[Entries from a visual dataset]

===

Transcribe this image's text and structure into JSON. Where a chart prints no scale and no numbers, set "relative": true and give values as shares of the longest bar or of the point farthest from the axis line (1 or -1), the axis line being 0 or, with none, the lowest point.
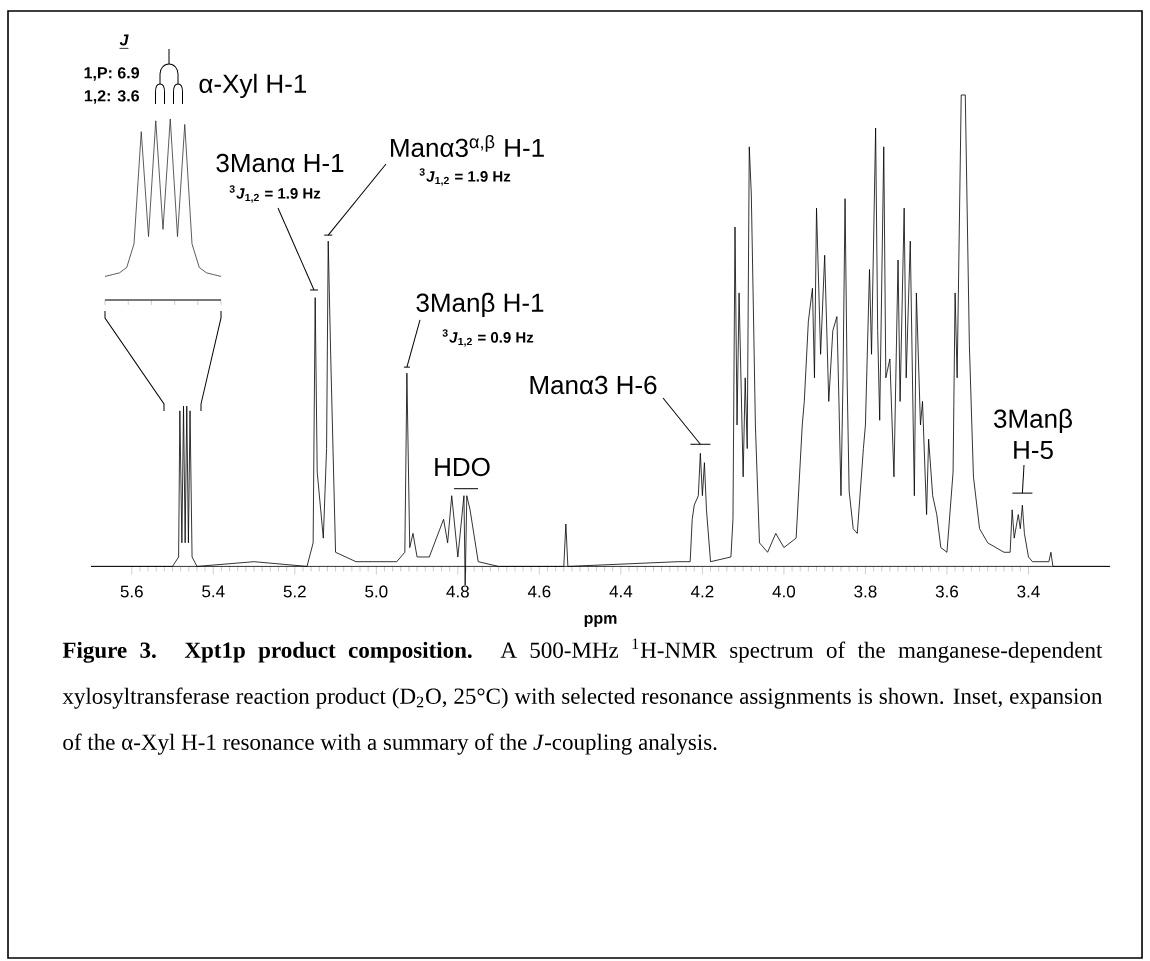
{
  "chart_data": [
    {
      "type": "line",
      "relative": true,
      "xlabel": "ppm",
      "xlim": [
        5.7,
        3.2
      ],
      "xticks": [
        5.6,
        5.4,
        5.2,
        {
          "value": 5,
          "label": "5.0"
        },
        4.8,
        4.6,
        4.4,
        4.2,
        {
          "value": 4,
          "label": "4.0"
        },
        3.8,
        3.6,
        3.4
      ],
      "x": [
        5.7,
        5.5,
        5.485,
        5.482,
        5.477,
        5.473,
        5.469,
        5.465,
        5.461,
        5.457,
        5.452,
        5.44,
        5.3,
        5.17,
        5.155,
        5.15,
        5.145,
        5.13,
        5.122,
        5.118,
        5.112,
        5.1,
        5.05,
        4.95,
        4.93,
        4.925,
        4.918,
        4.91,
        4.9,
        4.87,
        4.835,
        4.825,
        4.815,
        4.8,
        4.785,
        4.782,
        4.778,
        4.77,
        4.75,
        4.7,
        4.54,
        4.535,
        4.53,
        4.26,
        4.23,
        4.225,
        4.22,
        4.21,
        4.205,
        4.2,
        4.195,
        4.19,
        4.18,
        4.13,
        4.125,
        4.12,
        4.115,
        4.11,
        4.1,
        4.095,
        4.09,
        4.085,
        4.08,
        4.075,
        4.07,
        4.06,
        4.04,
        4.02,
        4.0,
        3.97,
        3.955,
        3.95,
        3.94,
        3.93,
        3.925,
        3.92,
        3.91,
        3.9,
        3.89,
        3.88,
        3.87,
        3.865,
        3.86,
        3.855,
        3.85,
        3.845,
        3.84,
        3.83,
        3.82,
        3.805,
        3.8,
        3.79,
        3.785,
        3.775,
        3.77,
        3.765,
        3.755,
        3.75,
        3.74,
        3.73,
        3.72,
        3.715,
        3.705,
        3.7,
        3.69,
        3.68,
        3.675,
        3.665,
        3.66,
        3.65,
        3.645,
        3.635,
        3.625,
        3.615,
        3.6,
        3.585,
        3.58,
        3.575,
        3.565,
        3.555,
        3.545,
        3.535,
        3.52,
        3.5,
        3.46,
        3.445,
        3.44,
        3.435,
        3.425,
        3.42,
        3.415,
        3.41,
        3.4,
        3.39,
        3.35,
        3.345,
        3.34,
        3.2
      ],
      "series": [
        {
          "color": "#000000",
          "values": [
            0,
            0,
            0.02,
            0.33,
            0.05,
            0.34,
            0.05,
            0.34,
            0.05,
            0.33,
            0.02,
            0,
            0.01,
            0,
            0.05,
            0.57,
            0.2,
            0.06,
            0.25,
            0.69,
            0.45,
            0.03,
            0.01,
            0.01,
            0.03,
            0.41,
            0.04,
            0.07,
            0.02,
            0.02,
            0.1,
            0.05,
            0.15,
            0.02,
            0.15,
            -0.04,
            0.15,
            0.12,
            0.01,
            0,
            0,
            0.09,
            0,
            0.01,
            0.01,
            0.1,
            0.13,
            0.15,
            0.24,
            0.15,
            0.22,
            0.12,
            0.01,
            0.02,
            0.1,
            0.72,
            0.3,
            0.58,
            0.19,
            0.4,
            0.25,
            0.89,
            0.79,
            0.55,
            0.3,
            0.05,
            0.03,
            0.07,
            0.04,
            0.06,
            0.3,
            0.35,
            0.52,
            0.59,
            0.4,
            0.76,
            0.45,
            0.66,
            0.35,
            0.5,
            0.53,
            0.35,
            0.15,
            0.4,
            0.78,
            0.4,
            0.16,
            0.08,
            0.07,
            0.25,
            0.3,
            0.63,
            0.45,
            0.93,
            0.5,
            0.31,
            0.89,
            0.4,
            0.44,
            0.19,
            0.65,
            0.35,
            0.76,
            0.4,
            0.69,
            0.15,
            0.58,
            0.3,
            0.35,
            0.11,
            0.27,
            0.15,
            0.11,
            0.04,
            0.03,
            0.2,
            0.58,
            0.4,
            1,
            1,
            0.47,
            0.19,
            0.08,
            0.05,
            0.03,
            0.03,
            0.12,
            0.06,
            0.11,
            0.08,
            0.13,
            0.07,
            0.02,
            0.01,
            0.01,
            0.03,
            0,
            0
          ]
        }
      ],
      "annotations": [
        "3Manα H-1",
        "$^{3}$*J*$_{1,2}$ = 1.9 Hz",
        {
          "text": "Manα3$^{α,β}$ H-1",
          "x": 5.118,
          "y": 0.69
        },
        "$^{3}$*J*$_{1,2}$ = 1.9 Hz",
        {
          "text": "3Manβ H-1",
          "x": 4.925,
          "y": 0.41
        },
        "$^{3}$*J*$_{1,2}$ = 0.9 Hz",
        {
          "text": "HDO",
          "x": 4.78,
          "y": 0.15
        },
        {
          "text": "Manα3 H-6",
          "x": 4.205,
          "y": 0.24
        },
        {
          "text": "3Manβ H-5",
          "x": 3.415,
          "y": 0.13
        },
        "**Figure 3. Xpt1p product composition.** A 500-MHz $^{1}$H-NMR spectrum of the manganese-dependent xylosyltransferase reaction product (D$_{2}$O, 25°C) with selected resonance assignments is shown. Inset, expansion of the α-Xyl H-1 resonance with a summary of the *J*-coupling analysis."
      ]
    },
    {
      "type": "line",
      "relative": true,
      "categories": [
        null,
        null,
        null,
        null,
        null,
        null,
        null,
        null,
        null,
        null,
        null,
        null,
        null,
        null,
        null,
        null,
        null
      ],
      "series": [
        {
          "color": "#333333",
          "values": [
            0.13,
            0.14,
            0.15,
            0.18,
            0.31,
            0.93,
            0.35,
            0.99,
            0.39,
            1,
            0.35,
            0.97,
            0.31,
            0.18,
            0.15,
            0.14,
            0.13
          ]
        }
      ],
      "annotations": [
        "J",
        "1,P: 6.9",
        "1,2: 3.6",
        "α-Xyl H-1"
      ]
    }
  ]
}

===

• _Written instruction_:
Take the listing above and restate it word for word, without its pictures.

• _Exercise response_:
Transcribe this image's text and structure into JSON. Where a chart prints no scale and no numbers, set "relative": true and give values as shares of the longest bar or of the point farthest from the axis line (1 or -1), the axis line being 0 or, with none, the lowest point.
{
  "chart_data": [
    {
      "type": "line",
      "relative": true,
      "xlabel": "ppm",
      "xlim": [
        5.7,
        3.2
      ],
      "xticks": [
        5.6,
        5.4,
        5.2,
        {
          "value": 5,
          "label": "5.0"
        },
        4.8,
        4.6,
        4.4,
        4.2,
        {
          "value": 4,
          "label": "4.0"
        },
        3.8,
        3.6,
        3.4
      ],
      "x": [
        5.7,
        5.5,
        5.485,
        5.482,
        5.477,
        5.473,
        5.469,
        5.465,
        5.461,
        5.457,
        5.452,
        5.44,
        5.3,
        5.17,
        5.155,
        5.15,
        5.145,
        5.13,
        5.122,
        5.118,
        5.112,
        5.1,
        5.05,
        4.95,
        4.93,
        4.925,
        4.918,
        4.91,
        4.9,
        4.87,
        4.835,
        4.825,
        4.815,
        4.8,
        4.785,
        4.782,
        4.778,
        4.77,
        4.75,
        4.7,
        4.54,
        4.535,
        4.53,
        4.26,
        4.23,
        4.225,
        4.22,
        4.21,
        4.205,
        4.2,
        4.195,
        4.19,
        4.18,
        4.13,
        4.125,
        4.12,
        4.115,
        4.11,
        4.1,
        4.095,
        4.09,
        4.085,
        4.08,
        4.075,
        4.07,
        4.06,
        4.04,
        4.02,
        4.0,
        3.97,
        3.955,
        3.95,
        3.94,
        3.93,
        3.925,
        3.92,
        3.91,
        3.9,
        3.89,
        3.88,
        3.87,
        3.865,
        3.86,
        3.855,
        3.85,
        3.845,
        3.84,
        3.83,
        3.82,
        3.805,
        3.8,
        3.79,
        3.785,
        3.775,
        3.77,
        3.765,
        3.755,
        3.75,
        3.74,
        3.73,
        3.72,
        3.715,
        3.705,
        3.7,
        3.69,
        3.68,
        3.675,
        3.665,
        3.66,
        3.65,
        3.645,
        3.635,
        3.625,
        3.615,
        3.6,
        3.585,
        3.58,
        3.575,
        3.565,
        3.555,
        3.545,
        3.535,
        3.52,
        3.5,
        3.46,
        3.445,
        3.44,
        3.435,
        3.425,
        3.42,
        3.415,
        3.41,
        3.4,
        3.39,
        3.35,
        3.345,
        3.34,
        3.2
      ],
      "series": [
        {
          "color": "#000000",
          "values": [
            0,
            0,
            0.02,
            0.33,
            0.05,
            0.34,
            0.05,
            0.34,
            0.05,
            0.33,
            0.02,
            0,
            0.01,
            0,
            0.05,
            0.57,
            0.2,
            0.06,
            0.25,
            0.69,
            0.45,
            0.03,
            0.01,
            0.01,
            0.03,
            0.41,
            0.04,
            0.07,
            0.02,
            0.02,
            0.1,
            0.05,
            0.15,
            0.02,
            0.15,
            -0.04,
            0.15,
            0.12,
            0.01,
            0,
            0,
            0.09,
            0,
            0.01,
            0.01,
            0.1,
            0.13,
            0.15,
            0.24,
            0.15,
            0.22,
            0.12,
            0.01,
            0.02,
            0.1,
            0.72,
            0.3,
            0.58,
            0.19,
            0.4,
            0.25,
            0.89,
            0.79,
            0.55,
            0.3,
            0.05,
            0.03,
            0.07,
            0.04,
            0.06,
            0.3,
            0.35,
            0.52,
            0.59,
            0.4,
            0.76,
            0.45,
            0.66,
            0.35,
            0.5,
            0.53,
            0.35,
            0.15,
            0.4,
            0.78,
            0.4,
            0.16,
            0.08,
            0.07,
            0.25,
            0.3,
            0.63,
            0.45,
            0.93,
            0.5,
            0.31,
            0.89,
            0.4,
            0.44,
            0.19,
            0.65,
            0.35,
            0.76,
            0.4,
            0.69,
            0.15,
            0.58,
            0.3,
            0.35,
            0.11,
            0.27,
            0.15,
            0.11,
            0.04,
            0.03,
            0.2,
            0.58,
            0.4,
            1,
            1,
            0.47,
            0.19,
            0.08,
            0.05,
            0.03,
            0.03,
            0.12,
            0.06,
            0.11,
            0.08,
            0.13,
            0.07,
            0.02,
            0.01,
            0.01,
            0.03,
            0,
            0
          ]
        }
      ],
      "annotations": [
        "3Manα H-1",
        "$^{3}$*J*$_{1,2}$ = 1.9 Hz",
        {
          "text": "Manα3$^{α,β}$ H-1",
          "x": 5.118,
          "y": 0.69
        },
        "$^{3}$*J*$_{1,2}$ = 1.9 Hz",
        {
          "text": "3Manβ H-1",
          "x": 4.925,
          "y": 0.41
        },
        "$^{3}$*J*$_{1,2}$ = 0.9 Hz",
        {
          "text": "HDO",
          "x": 4.78,
          "y": 0.15
        },
        {
          "text": "Manα3 H-6",
          "x": 4.205,
          "y": 0.24
        },
        {
          "text": "3Manβ H-5",
          "x": 3.415,
          "y": 0.13
        },
        "**Figure 3. Xpt1p product composition.** A 500-MHz $^{1}$H-NMR spectrum of the manganese-dependent xylosyltransferase reaction product (D$_{2}$O, 25°C) with selected resonance assignments is shown. Inset, expansion of the α-Xyl H-1 resonance with a summary of the *J*-coupling analysis."
      ]
    },
    {
      "type": "line",
      "relative": true,
      "categories": [
        null,
        null,
        null,
        null,
        null,
        null,
        null,
        null,
        null,
        null,
        null,
        null,
        null,
        null,
        null,
        null,
        null
      ],
      "series": [
        {
          "color": "#333333",
          "values": [
            0.13,
            0.14,
            0.15,
            0.18,
            0.31,
            0.93,
            0.35,
            0.99,
            0.39,
            1,
            0.35,
            0.97,
            0.31,
            0.18,
            0.15,
            0.14,
            0.13
          ]
        }
      ],
      "annotations": [
        "J",
        "1,P: 6.9",
        "1,2: 3.6",
        "α-Xyl H-1"
      ]
    }
  ]
}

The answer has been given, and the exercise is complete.